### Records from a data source
_ _ _
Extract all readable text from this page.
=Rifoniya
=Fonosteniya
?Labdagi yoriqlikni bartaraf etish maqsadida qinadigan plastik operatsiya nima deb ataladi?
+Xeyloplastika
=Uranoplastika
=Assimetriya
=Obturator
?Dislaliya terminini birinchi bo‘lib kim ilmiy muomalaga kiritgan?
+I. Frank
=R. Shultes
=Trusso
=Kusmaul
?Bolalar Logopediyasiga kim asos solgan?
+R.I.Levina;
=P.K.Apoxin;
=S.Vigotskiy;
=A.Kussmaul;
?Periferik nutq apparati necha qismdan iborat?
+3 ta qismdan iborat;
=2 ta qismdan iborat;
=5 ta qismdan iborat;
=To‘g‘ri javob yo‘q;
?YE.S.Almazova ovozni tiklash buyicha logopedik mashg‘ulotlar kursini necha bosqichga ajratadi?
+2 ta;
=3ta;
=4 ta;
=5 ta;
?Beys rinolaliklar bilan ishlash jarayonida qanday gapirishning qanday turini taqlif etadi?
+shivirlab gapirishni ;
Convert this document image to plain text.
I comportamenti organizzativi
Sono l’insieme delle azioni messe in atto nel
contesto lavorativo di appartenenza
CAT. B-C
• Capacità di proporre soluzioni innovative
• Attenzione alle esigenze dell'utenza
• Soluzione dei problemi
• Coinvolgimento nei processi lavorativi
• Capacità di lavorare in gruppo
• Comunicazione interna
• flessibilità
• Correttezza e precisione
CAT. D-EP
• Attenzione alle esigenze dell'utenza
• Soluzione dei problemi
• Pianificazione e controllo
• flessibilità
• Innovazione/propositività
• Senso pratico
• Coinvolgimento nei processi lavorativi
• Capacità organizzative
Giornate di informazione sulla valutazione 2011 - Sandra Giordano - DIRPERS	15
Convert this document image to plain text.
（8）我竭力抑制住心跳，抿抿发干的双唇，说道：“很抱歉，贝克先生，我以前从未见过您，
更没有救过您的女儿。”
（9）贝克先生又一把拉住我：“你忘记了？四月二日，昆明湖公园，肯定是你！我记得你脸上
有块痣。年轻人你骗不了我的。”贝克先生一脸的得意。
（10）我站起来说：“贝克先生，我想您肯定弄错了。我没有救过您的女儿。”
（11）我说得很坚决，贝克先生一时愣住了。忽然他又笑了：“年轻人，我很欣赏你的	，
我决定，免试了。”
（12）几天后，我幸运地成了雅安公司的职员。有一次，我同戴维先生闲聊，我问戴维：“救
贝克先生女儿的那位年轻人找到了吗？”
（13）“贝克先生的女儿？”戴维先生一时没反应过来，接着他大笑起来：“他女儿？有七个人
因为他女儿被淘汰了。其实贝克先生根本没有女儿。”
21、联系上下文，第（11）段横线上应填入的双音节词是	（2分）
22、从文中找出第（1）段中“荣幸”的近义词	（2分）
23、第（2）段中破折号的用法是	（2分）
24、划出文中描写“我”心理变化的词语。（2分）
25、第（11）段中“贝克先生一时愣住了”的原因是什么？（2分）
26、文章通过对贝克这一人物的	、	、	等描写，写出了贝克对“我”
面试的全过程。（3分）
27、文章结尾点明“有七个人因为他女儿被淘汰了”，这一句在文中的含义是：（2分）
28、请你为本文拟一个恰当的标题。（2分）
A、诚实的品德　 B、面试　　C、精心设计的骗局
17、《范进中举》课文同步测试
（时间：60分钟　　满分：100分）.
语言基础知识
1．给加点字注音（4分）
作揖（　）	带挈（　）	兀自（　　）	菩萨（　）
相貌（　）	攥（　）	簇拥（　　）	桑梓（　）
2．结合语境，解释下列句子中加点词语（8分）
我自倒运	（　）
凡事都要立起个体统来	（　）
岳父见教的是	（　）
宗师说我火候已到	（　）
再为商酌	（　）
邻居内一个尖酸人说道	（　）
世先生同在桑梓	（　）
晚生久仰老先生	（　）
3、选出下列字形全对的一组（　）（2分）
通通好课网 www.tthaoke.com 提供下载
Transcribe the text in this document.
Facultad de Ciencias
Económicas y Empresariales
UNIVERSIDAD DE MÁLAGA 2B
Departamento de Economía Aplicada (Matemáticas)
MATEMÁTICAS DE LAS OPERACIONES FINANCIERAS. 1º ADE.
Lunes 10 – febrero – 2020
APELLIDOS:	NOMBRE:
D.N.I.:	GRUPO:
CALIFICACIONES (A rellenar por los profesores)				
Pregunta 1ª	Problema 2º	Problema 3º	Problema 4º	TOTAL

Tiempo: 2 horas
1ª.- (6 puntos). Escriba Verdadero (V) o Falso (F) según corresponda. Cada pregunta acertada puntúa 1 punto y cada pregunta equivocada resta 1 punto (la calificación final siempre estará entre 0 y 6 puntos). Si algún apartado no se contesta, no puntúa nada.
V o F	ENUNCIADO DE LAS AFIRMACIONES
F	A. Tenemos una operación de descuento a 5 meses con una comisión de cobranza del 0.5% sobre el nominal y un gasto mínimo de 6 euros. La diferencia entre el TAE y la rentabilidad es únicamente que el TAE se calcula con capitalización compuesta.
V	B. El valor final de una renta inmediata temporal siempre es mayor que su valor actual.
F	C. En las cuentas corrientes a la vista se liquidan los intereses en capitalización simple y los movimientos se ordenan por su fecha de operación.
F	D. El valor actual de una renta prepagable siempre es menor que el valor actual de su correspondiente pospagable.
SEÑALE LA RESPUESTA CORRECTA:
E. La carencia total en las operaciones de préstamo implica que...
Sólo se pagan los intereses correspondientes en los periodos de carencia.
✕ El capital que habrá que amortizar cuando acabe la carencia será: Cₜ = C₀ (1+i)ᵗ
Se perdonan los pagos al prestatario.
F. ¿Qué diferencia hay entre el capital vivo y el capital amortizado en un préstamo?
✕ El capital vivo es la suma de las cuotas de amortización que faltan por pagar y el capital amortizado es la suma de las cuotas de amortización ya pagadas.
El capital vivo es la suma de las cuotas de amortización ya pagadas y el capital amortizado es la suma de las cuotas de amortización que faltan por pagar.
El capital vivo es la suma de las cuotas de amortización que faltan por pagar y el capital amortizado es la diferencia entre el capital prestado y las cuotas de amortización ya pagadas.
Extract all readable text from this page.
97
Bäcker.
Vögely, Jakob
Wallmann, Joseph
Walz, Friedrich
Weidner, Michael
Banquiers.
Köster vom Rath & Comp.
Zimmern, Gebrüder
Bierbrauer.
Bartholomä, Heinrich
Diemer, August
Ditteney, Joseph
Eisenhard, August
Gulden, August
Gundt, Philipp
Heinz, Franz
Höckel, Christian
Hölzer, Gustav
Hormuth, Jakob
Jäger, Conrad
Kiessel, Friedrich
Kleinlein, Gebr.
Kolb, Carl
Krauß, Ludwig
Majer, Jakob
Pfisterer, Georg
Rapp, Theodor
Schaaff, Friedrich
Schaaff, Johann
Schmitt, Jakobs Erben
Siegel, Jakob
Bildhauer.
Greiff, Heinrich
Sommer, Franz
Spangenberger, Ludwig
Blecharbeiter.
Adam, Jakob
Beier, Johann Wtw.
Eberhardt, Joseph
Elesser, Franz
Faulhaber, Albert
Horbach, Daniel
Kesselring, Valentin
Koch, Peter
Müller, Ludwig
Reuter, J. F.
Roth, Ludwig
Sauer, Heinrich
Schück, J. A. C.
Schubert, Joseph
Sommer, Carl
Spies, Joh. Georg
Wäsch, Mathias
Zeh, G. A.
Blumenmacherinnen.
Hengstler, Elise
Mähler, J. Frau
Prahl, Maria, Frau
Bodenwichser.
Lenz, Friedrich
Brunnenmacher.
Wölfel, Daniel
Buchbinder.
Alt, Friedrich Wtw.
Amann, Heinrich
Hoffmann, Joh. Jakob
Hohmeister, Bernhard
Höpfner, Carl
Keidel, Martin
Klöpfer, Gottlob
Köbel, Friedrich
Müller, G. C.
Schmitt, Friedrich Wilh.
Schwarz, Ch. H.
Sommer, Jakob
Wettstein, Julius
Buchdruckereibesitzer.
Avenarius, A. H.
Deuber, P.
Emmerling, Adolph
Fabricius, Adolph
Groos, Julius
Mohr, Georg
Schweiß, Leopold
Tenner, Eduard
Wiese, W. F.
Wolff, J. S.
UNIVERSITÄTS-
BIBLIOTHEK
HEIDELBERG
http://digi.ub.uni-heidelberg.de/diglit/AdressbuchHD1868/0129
_ _ _
### Task directions
Gather all lines where the word "necha" appears.

### Result for this task
?Periferik nutq apparati necha qismdan iborat?
?YE.S.Almazova ovozni tiklash buyicha logopedik mashg‘ulotlar kursini necha bosqichga ajratadi?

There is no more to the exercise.